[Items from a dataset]
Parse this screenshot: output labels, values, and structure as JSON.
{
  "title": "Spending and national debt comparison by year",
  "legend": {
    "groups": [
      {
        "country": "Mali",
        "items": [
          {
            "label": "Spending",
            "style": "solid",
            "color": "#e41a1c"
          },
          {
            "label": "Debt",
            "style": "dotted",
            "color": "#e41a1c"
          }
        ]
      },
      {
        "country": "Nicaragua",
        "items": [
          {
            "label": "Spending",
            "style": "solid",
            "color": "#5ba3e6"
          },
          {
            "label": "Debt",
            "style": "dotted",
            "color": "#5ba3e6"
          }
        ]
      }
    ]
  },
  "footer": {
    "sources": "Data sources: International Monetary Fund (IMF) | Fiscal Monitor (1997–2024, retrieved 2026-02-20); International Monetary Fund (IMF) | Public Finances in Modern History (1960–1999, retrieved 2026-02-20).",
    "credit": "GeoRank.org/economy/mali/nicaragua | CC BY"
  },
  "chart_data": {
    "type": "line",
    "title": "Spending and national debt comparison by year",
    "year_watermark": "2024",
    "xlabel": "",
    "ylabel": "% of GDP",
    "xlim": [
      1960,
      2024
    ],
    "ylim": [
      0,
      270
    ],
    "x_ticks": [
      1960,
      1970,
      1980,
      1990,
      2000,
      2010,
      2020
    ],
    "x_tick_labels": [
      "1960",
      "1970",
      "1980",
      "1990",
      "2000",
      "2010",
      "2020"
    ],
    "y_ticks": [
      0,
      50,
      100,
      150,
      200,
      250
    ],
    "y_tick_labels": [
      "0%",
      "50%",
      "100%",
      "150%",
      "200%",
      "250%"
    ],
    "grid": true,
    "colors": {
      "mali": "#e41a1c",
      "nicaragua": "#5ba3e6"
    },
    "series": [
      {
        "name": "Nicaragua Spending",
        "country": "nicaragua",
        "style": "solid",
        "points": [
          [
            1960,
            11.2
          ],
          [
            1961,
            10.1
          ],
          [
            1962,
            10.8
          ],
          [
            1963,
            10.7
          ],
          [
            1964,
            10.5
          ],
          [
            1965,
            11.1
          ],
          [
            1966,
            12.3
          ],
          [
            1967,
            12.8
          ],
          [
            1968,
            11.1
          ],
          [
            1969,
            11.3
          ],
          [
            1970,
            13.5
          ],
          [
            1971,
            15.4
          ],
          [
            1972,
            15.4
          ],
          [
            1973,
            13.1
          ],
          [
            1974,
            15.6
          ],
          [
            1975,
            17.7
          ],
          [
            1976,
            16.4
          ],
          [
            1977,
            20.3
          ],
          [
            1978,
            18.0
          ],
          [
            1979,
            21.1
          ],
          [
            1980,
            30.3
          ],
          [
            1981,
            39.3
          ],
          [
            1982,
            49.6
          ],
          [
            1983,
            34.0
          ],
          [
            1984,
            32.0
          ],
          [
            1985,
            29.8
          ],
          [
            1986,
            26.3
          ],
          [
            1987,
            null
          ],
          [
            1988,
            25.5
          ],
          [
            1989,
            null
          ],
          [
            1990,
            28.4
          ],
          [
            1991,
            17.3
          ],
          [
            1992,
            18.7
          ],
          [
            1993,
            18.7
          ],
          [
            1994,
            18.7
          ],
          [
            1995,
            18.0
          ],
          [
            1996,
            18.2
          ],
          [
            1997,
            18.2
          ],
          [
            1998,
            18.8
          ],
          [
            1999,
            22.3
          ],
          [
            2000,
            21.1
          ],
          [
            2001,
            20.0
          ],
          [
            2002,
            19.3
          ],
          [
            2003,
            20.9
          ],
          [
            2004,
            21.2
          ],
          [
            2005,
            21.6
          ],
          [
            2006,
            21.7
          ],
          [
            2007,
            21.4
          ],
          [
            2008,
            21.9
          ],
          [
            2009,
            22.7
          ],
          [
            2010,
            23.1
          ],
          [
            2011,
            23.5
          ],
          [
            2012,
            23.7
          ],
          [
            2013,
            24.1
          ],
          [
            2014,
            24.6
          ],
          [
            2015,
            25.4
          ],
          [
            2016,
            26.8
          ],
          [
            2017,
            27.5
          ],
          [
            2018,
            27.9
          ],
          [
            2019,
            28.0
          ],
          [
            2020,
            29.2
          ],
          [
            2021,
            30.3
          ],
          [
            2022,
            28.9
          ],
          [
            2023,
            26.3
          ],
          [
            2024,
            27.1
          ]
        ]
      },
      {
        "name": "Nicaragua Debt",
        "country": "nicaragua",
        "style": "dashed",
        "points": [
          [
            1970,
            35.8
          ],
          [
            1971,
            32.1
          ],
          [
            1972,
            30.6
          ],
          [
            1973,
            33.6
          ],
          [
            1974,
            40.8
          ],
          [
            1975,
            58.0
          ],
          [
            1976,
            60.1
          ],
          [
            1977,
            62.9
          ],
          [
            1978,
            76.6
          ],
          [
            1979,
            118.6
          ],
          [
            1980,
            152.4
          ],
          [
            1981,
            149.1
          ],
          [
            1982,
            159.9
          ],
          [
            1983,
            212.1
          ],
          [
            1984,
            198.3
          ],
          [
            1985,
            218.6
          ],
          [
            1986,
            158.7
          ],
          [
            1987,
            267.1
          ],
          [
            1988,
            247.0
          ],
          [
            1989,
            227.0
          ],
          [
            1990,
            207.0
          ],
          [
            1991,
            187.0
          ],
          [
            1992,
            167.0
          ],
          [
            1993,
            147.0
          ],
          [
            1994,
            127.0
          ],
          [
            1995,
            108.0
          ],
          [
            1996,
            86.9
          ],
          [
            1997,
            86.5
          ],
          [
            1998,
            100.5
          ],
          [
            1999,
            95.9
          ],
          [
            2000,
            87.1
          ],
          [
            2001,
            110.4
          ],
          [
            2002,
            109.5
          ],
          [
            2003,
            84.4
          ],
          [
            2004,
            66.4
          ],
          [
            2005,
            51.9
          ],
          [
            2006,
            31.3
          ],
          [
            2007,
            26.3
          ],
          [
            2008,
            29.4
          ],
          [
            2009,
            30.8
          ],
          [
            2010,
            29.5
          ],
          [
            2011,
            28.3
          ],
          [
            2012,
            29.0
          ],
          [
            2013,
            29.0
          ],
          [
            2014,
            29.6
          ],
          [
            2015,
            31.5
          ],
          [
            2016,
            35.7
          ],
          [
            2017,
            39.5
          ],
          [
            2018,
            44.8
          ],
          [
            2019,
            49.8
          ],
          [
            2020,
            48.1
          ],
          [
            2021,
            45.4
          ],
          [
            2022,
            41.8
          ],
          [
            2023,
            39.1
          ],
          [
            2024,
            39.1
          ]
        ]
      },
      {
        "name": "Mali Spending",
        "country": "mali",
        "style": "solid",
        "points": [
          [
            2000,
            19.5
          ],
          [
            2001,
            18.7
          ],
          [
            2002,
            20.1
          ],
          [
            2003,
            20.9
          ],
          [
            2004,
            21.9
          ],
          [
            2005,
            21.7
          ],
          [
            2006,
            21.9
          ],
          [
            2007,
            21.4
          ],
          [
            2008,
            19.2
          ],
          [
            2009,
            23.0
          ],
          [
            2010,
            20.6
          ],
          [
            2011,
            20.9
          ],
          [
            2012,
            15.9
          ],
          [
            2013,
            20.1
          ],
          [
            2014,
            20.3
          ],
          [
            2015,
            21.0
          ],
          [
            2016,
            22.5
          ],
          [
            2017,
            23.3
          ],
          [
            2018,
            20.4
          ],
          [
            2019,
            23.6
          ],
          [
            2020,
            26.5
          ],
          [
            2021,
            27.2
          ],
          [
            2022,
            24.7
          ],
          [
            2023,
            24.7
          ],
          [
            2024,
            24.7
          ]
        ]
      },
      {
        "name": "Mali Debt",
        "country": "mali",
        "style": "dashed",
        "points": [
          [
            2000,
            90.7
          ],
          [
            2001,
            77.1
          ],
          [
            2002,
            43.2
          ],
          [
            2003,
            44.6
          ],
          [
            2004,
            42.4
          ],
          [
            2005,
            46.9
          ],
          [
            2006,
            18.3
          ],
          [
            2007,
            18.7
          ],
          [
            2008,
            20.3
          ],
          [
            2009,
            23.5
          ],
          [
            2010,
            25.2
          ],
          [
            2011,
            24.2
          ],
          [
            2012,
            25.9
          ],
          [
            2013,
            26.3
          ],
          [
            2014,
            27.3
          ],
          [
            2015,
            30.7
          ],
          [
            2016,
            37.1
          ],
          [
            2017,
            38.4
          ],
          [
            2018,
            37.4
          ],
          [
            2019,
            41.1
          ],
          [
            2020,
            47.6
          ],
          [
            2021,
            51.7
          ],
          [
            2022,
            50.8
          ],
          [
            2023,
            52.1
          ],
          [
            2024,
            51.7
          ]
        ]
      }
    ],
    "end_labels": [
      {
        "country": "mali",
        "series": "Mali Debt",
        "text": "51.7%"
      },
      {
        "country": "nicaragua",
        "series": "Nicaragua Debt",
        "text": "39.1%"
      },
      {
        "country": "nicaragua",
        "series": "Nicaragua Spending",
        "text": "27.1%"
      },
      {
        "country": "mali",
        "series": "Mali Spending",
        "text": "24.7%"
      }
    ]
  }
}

Exercise> Pick out the lines containing the string "Spending".

Solution to the exercise>
  "title": "Spending and national debt comparison by year",
            "label": "Spending",
            "label": "Spending",
    "title": "Spending and national debt comparison by year",
        "name": "Nicaragua Spending",
        "name": "Mali Spending",
        "series": "Nicaragua Spending",
        "series": "Mali Spending",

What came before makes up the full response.